## Aim of the task
The records that follow must be reproduced in full, exactly as written.

## Task inputs
::::::::
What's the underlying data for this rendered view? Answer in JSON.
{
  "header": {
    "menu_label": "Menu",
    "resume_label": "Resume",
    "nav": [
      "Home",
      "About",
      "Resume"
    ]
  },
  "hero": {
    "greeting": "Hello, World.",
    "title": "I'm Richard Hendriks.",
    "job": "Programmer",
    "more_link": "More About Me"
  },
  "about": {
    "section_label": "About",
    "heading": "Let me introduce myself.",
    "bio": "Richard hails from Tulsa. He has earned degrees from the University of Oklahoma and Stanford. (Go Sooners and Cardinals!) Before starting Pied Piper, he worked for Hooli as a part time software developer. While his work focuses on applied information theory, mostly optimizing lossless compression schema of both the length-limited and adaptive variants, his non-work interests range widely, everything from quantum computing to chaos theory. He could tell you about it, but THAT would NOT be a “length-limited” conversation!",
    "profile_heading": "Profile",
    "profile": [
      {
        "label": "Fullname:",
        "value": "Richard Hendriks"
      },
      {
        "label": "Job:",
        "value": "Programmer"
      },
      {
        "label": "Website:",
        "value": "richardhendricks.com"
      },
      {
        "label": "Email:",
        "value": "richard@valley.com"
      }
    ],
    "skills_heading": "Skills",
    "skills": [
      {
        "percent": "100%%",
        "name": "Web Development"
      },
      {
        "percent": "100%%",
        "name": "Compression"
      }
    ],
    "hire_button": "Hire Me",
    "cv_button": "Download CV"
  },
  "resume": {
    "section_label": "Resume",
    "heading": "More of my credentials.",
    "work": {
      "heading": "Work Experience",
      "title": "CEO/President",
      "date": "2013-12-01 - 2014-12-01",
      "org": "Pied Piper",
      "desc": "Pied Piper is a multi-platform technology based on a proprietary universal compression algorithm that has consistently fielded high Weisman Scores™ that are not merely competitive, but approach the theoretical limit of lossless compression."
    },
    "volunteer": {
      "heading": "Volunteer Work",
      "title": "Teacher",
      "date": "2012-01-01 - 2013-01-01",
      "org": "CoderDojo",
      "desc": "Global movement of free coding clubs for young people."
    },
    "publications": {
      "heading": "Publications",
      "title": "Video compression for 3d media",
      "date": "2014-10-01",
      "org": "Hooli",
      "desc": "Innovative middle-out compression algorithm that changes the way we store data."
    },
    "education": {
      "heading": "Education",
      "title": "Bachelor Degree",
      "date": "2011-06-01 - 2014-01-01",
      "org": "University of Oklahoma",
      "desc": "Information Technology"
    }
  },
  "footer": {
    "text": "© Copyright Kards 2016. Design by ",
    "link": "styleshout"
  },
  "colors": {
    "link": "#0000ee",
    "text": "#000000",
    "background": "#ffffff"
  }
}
::::::::
## Final result
What's the underlying data for this rendered view? Answer in JSON.
{
  "header": {
    "menu_label": "Menu",
    "resume_label": "Resume",
    "nav": [
      "Home",
      "About",
      "Resume"
    ]
  },
  "hero": {
    "greeting": "Hello, World.",
    "title": "I'm Richard Hendriks.",
    "job": "Programmer",
    "more_link": "More About Me"
  },
  "about": {
    "section_label": "About",
    "heading": "Let me introduce myself.",
    "bio": "Richard hails from Tulsa. He has earned degrees from the University of Oklahoma and Stanford. (Go Sooners and Cardinals!) Before starting Pied Piper, he worked for Hooli as a part time software developer. While his work focuses on applied information theory, mostly optimizing lossless compression schema of both the length-limited and adaptive variants, his non-work interests range widely, everything from quantum computing to chaos theory. He could tell you about it, but THAT would NOT be a “length-limited” conversation!",
    "profile_heading": "Profile",
    "profile": [
      {
        "label": "Fullname:",
        "value": "Richard Hendriks"
      },
      {
        "label": "Job:",
        "value": "Programmer"
      },
      {
        "label": "Website:",
        "value": "richardhendricks.com"
      },
      {
        "label": "Email:",
        "value": "richard@valley.com"
      }
    ],
    "skills_heading": "Skills",
    "skills": [
      {
        "percent": "100%%",
        "name": "Web Development"
      },
      {
        "percent": "100%%",
        "name": "Compression"
      }
    ],
    "hire_button": "Hire Me",
    "cv_button": "Download CV"
  },
  "resume": {
    "section_label": "Resume",
    "heading": "More of my credentials.",
    "work": {
      "heading": "Work Experience",
      "title": "CEO/President",
      "date": "2013-12-01 - 2014-12-01",
      "org": "Pied Piper",
      "desc": "Pied Piper is a multi-platform technology based on a proprietary universal compression algorithm that has consistently fielded high Weisman Scores™ that are not merely competitive, but approach the theoretical limit of lossless compression."
    },
    "volunteer": {
      "heading": "Volunteer Work",
      "title": "Teacher",
      "date": "2012-01-01 - 2013-01-01",
      "org": "CoderDojo",
      "desc": "Global movement of free coding clubs for young people."
    },
    "publications": {
      "heading": "Publications",
      "title": "Video compression for 3d media",
      "date": "2014-10-01",
      "org": "Hooli",
      "desc": "Innovative middle-out compression algorithm that changes the way we store data."
    },
    "education": {
      "heading": "Education",
      "title": "Bachelor Degree",
      "date": "2011-06-01 - 2014-01-01",
      "org": "University of Oklahoma",
      "desc": "Information Technology"
    }
  },
  "footer": {
    "text": "© Copyright Kards 2016. Design by ",
    "link": "styleshout"
  },
  "colors": {
    "link": "#0000ee",
    "text": "#000000",
    "background": "#ffffff"
  }
}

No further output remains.